## GEKOZEN FRAGMENT
Vergelijk Kundgabe met vertaling

Meer vertalingen:

Verschillen in rang van de geschapen wezens

Neem van Mij aan dat Ik nog veel dwalingen moet rechtzetten, wilt u zich in de waarheid ophouden en hier ook voor opkomen. U hebt een heel verkeerde opvatting van mijn scheppingskracht, die onbeperkt is en ook met onbeperkte invloed aan kracht de geschapen wezens heeft begunstigd, die dus net als Ik onophoudelijk scheppingen in het universum buiten zich konden plaatsen, die geen enkele beperking kenden. En dus zult u ook geen onderscheid kunnen maken in de graden van de scheppingsmacht van die wezens die Mij trouw zijn gebleven, zich dus niet vrijwillig in een andere sfeer hebben begeven dan die waar Ik zelf te midden van mijn heerscharen het gebied van mijn scheppingskracht heb. Alle wezens zijn volmaakt geschapen en dat betekent dat geen wezen aan een beperking onderhevig is, maar dat ieder wezen een taak is gesteld die het nauwgezet vervult.

Maar er is niet één taak belangrijker dan de andere. En dus bestaat er ook geen onderscheid in rang. De liefde van al die wezens vindt haar hoogtepunt in de liefde voor Mij, en wel sturen ze steeds op Mij aan om nu ook steeds gelukkiger gemaakt te kunnen worden door de beantwoording van mijn liefde, voor welke u mensen geen maatstaf zult kunnen aanleggen. Alleen kan de graad van liefde verschillend zijn van die wezens, die de diepte hebben overwonnen zonder het kindschap Gods op aarde bereikt te hebben, maar die toch in een graad van licht staan en deze voortdurend trachten te verhogen. En hun gelukzaligheid kent geen grenzen, omdat ze de diepte zijn ontvlucht en ze dus de gang van hun ontwikkeling moesten afleggen. Ze zijn zich ook van de huidige gelukzaligheid bewust en hun leven in de eeuwigheid is een enkel lof- en dankgezang. Ook dezen zijn tot het scheppen en bevolken van het heelal toegelaten, maar steeds in overeenstemming met hun lichtsterkte, die voortdurend toeneemt.

## AANGELEVERDE RIJEN

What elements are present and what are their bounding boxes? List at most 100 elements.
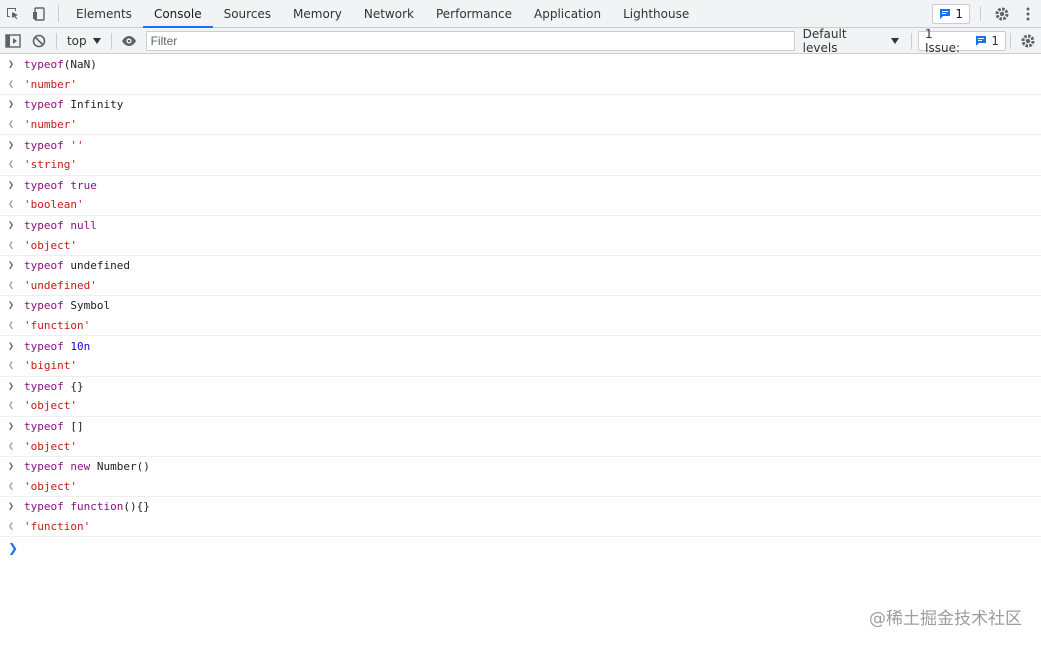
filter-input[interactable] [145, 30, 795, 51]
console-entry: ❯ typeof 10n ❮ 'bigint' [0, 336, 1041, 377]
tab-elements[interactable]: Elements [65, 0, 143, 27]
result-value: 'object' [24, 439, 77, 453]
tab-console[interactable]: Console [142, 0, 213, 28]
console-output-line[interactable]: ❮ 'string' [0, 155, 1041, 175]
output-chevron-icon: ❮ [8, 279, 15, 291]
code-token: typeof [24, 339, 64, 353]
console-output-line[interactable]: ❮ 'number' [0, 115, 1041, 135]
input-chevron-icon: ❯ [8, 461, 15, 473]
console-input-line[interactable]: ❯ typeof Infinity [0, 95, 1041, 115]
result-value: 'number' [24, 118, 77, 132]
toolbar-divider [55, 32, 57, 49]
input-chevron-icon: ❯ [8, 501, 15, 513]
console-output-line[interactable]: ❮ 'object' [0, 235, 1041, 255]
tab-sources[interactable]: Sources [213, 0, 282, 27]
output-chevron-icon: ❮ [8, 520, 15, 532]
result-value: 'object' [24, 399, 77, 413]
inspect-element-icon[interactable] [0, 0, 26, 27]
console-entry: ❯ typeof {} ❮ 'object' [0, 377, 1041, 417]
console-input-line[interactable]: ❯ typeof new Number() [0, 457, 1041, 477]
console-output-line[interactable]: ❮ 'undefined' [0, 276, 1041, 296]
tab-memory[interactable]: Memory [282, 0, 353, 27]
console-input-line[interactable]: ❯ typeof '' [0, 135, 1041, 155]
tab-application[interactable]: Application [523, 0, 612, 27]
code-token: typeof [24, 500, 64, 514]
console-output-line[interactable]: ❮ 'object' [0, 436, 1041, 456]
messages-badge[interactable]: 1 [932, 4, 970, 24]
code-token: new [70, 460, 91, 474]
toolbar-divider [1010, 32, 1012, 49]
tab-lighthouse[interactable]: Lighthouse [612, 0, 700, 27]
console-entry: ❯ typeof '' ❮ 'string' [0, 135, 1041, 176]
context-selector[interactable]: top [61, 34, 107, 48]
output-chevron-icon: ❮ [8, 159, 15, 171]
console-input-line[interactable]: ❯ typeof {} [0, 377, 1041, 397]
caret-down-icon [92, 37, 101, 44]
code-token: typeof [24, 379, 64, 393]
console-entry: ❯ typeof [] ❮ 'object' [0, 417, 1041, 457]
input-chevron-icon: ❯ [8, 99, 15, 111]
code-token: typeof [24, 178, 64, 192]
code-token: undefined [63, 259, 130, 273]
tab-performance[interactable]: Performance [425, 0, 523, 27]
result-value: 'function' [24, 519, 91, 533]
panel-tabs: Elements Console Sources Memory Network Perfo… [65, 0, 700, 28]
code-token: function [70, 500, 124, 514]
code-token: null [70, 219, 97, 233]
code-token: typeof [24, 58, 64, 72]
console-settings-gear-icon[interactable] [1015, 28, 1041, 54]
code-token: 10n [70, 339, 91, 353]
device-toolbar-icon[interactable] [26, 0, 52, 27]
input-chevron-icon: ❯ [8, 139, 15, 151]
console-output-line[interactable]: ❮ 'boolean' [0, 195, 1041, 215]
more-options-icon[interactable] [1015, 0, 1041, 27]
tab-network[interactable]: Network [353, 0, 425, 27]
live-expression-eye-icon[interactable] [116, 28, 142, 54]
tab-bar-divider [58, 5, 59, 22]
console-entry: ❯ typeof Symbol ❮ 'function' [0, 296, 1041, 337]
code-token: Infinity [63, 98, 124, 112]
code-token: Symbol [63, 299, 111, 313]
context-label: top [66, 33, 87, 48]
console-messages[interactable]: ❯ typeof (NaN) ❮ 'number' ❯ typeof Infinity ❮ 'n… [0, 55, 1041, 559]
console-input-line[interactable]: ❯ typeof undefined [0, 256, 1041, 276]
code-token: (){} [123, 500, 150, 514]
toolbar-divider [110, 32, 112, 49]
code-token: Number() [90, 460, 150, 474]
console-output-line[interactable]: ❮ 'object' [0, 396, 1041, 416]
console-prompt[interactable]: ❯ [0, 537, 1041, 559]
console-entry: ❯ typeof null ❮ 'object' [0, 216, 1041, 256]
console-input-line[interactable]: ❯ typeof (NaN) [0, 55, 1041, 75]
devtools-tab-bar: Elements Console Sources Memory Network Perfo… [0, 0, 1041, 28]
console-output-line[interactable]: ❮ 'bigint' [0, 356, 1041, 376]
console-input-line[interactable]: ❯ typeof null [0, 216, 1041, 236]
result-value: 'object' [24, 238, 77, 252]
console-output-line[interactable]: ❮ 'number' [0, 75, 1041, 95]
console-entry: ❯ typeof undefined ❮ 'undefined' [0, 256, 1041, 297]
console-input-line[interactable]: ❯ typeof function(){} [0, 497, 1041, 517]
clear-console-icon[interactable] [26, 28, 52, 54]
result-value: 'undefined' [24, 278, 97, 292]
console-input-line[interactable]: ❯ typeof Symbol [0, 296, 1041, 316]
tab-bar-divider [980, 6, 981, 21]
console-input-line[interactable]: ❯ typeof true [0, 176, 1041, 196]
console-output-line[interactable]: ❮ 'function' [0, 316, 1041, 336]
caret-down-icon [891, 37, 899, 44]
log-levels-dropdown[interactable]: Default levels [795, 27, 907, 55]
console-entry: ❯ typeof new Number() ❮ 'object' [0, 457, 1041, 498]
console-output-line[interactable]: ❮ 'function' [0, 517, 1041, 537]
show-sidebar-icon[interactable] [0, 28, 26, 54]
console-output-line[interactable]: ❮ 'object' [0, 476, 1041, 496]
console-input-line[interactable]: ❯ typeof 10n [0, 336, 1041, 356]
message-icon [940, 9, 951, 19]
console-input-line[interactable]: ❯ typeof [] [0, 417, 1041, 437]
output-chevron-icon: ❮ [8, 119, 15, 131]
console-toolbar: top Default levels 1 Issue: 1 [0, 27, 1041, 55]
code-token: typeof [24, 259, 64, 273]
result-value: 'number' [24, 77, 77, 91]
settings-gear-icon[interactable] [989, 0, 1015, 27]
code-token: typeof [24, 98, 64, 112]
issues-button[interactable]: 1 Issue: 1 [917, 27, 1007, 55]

...

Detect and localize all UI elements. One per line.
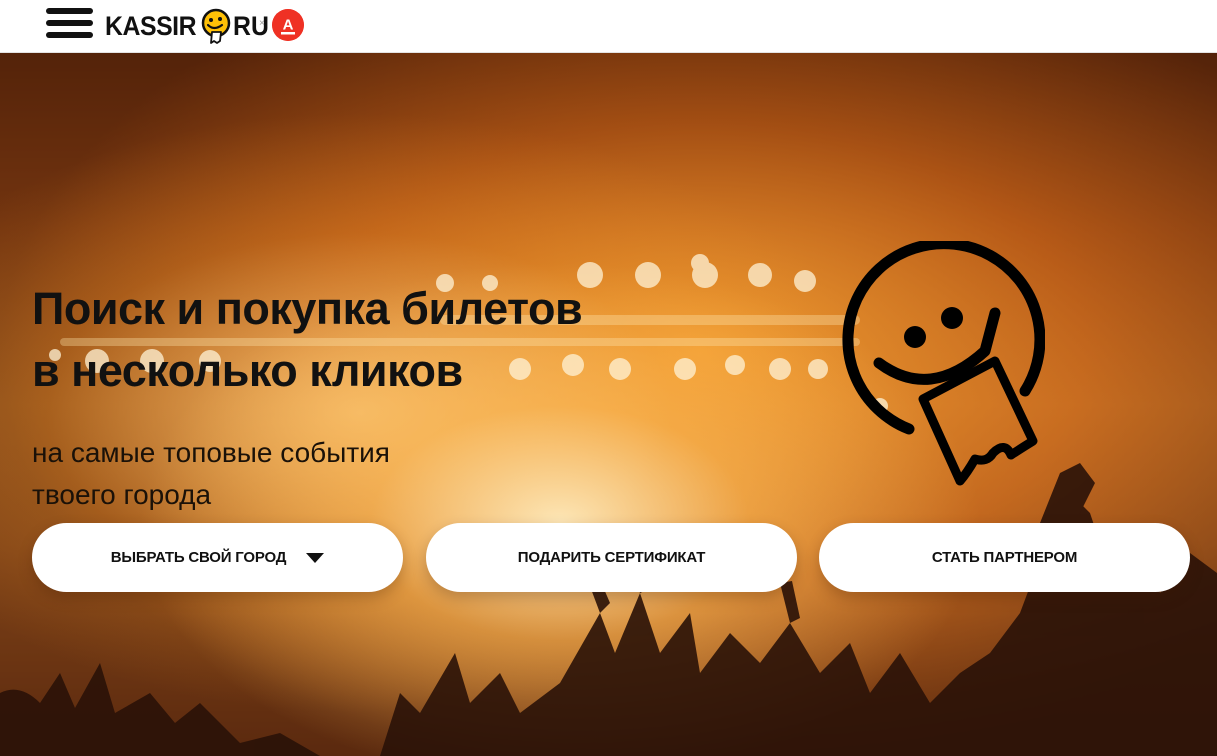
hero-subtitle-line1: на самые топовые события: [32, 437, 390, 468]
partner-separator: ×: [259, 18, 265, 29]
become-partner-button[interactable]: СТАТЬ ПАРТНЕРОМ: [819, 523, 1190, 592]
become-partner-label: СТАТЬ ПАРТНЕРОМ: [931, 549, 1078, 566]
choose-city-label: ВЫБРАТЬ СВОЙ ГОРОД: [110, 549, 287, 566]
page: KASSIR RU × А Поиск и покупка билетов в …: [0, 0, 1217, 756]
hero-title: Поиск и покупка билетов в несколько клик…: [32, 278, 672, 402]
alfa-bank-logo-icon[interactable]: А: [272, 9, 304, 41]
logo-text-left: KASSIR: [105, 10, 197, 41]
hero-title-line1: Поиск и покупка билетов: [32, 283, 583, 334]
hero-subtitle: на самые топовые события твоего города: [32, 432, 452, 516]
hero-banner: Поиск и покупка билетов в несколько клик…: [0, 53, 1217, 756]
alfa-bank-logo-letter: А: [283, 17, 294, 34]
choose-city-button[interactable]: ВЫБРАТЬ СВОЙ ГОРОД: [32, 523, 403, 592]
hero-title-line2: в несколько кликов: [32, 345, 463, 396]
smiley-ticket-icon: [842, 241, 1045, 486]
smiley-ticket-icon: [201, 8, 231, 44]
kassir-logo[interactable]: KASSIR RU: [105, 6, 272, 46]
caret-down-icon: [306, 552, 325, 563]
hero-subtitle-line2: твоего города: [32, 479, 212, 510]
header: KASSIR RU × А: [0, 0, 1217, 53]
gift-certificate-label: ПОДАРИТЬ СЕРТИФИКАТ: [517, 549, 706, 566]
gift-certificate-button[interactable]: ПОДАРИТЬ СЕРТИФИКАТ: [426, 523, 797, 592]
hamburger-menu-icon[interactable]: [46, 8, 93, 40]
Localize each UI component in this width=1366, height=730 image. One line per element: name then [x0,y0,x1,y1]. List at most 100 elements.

==

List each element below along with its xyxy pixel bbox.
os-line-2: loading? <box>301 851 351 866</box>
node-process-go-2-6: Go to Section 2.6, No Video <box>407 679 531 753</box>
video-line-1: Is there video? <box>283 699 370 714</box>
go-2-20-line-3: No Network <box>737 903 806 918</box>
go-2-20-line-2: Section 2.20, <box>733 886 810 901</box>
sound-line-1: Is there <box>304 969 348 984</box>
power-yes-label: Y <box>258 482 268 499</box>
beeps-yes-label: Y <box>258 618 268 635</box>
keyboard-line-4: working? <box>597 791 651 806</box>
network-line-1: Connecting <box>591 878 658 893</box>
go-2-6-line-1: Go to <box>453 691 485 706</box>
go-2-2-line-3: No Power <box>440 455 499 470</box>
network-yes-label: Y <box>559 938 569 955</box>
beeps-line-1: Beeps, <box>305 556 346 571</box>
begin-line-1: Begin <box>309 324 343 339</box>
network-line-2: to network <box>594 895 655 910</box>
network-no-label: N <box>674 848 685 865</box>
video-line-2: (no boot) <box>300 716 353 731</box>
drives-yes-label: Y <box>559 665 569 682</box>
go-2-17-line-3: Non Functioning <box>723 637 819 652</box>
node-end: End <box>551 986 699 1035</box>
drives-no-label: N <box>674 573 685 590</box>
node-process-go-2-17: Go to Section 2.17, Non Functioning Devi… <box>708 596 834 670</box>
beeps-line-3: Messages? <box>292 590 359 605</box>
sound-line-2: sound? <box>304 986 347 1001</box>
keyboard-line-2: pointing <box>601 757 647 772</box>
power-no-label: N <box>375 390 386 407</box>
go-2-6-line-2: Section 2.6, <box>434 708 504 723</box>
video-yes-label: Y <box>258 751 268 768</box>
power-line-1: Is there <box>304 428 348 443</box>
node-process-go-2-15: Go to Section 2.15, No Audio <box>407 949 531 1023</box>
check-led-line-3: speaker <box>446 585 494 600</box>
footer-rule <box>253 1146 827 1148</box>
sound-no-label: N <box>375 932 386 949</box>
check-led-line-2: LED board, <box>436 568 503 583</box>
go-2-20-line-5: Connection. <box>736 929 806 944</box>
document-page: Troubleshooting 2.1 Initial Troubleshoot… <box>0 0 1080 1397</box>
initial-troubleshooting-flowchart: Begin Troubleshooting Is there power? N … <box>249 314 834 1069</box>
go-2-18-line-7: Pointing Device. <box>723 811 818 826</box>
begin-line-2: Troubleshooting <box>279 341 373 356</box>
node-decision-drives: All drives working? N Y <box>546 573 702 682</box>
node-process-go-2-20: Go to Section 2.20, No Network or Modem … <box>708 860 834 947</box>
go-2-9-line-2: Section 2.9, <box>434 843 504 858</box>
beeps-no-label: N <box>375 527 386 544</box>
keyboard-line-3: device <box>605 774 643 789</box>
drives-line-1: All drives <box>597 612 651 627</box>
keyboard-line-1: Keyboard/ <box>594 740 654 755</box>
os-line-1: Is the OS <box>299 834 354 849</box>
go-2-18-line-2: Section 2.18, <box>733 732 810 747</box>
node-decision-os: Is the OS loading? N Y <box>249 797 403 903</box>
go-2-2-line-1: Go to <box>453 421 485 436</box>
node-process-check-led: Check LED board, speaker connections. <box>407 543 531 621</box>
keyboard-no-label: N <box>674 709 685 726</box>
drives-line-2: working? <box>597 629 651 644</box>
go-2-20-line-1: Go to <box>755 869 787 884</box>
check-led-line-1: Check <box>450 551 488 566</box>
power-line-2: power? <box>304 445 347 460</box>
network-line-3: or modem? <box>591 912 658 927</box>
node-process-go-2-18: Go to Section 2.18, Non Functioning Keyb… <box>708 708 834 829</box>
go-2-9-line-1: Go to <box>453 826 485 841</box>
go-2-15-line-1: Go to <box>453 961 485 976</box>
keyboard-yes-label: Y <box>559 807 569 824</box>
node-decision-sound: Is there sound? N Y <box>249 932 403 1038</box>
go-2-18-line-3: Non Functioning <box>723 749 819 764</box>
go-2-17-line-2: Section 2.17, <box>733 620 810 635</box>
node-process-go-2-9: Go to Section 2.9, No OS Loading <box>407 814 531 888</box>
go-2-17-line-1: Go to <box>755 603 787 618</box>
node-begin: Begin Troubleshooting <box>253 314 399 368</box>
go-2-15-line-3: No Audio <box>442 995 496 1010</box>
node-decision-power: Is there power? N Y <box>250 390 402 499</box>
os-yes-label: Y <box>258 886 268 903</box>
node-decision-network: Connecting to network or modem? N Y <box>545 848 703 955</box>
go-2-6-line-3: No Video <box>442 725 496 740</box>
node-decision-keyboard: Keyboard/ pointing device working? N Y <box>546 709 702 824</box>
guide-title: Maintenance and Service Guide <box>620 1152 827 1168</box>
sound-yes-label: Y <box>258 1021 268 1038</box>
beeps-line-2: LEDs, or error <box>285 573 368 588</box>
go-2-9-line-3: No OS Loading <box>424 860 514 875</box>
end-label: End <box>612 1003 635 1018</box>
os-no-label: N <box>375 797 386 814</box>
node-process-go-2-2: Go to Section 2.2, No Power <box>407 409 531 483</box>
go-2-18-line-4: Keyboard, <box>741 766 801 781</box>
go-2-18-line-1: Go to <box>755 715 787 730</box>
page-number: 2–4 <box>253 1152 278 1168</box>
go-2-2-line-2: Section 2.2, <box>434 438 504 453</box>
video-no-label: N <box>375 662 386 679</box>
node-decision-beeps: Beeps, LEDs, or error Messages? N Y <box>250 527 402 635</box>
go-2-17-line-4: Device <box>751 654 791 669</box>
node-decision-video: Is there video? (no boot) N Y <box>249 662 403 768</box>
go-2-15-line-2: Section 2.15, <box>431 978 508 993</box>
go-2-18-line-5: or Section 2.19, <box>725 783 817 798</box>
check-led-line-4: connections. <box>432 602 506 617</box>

## OPDRACHT 1
Wijzig in de rijen van de regel met "hero-subtitle-line1: на самые" tot en met de regel met "logo-text-left: KASSIR: [105, 10, 197, 41]" elke "interactable" in "clickable" en geef alleen die regels terug, verder ongewijzigd.
## OPDRACHT 2
Schrijf een vervolg op de tekst over verschillen in rang van de geschapen wezens, aansluitend op de laatste zin.
De rijen hebben niets met de tekst te maken.

## RESULTAAT 1
hero-subtitle-line1: на самые топовые события: [32, 437, 390, 468]
partner-separator: ×: [259, 18, 265, 29]
become-partner-button[clickable]: СТАТЬ ПАРТНЕРОМ: [819, 523, 1190, 592]
become-partner-label: СТАТЬ ПАРТНЕРОМ: [931, 549, 1078, 566]
choose-city-label: ВЫБРАТЬ СВОЙ ГОРОД: [110, 549, 287, 566]
page: KASSIR RU × А Поиск и покупка билетов в …: [0, 0, 1217, 756]
hero-title: Поиск и покупка билетов в несколько клик…: [32, 278, 672, 402]
alfa-bank-logo-icon[clickable]: А: [272, 9, 304, 41]
logo-text-left: KASSIR: [105, 10, 197, 41]

## RESULTAAT 2
Dus al het volmaakte kent geen beperking. Ten gevolge hiervan kunnen er ook geen wezens zijn die voorrang hebben. En uw denkbeeld, deze wezens te willen indelen in meer of minder bekwame, is verkeerd, want de volmaaktheid schakelt zoiets uit. Dit zijn steeds menselijke begrippen, daar u meer of minder gebrekkig gevormd bent en dus deze eigenschappen ook zult willen overdragen op die wezens die bovenal volmaakt gevormd zijn. Of nu het kleinste of het grootste wezen wordt geschapen, voor allen is dezelfde scheppingskracht nodig. Want het is hetzelfde wonderwerk in mijn schepping en de hoogste volmaaktheid van de wezens bestaat daarin dat de een de ander dient, dat er geen een hogere plaats wil innemen boven de ander en dat bijgevolg noch de uitdrukking "engel" noch "aartsengel" terecht is, maar alle wezens tot de grote schare van mijn geschapen oergeesten behoren, dat alleen u mensen u deze geestenwereld in rangen voorstelt, net zoals u voor uzelf op aarde verschillende indelingen schept.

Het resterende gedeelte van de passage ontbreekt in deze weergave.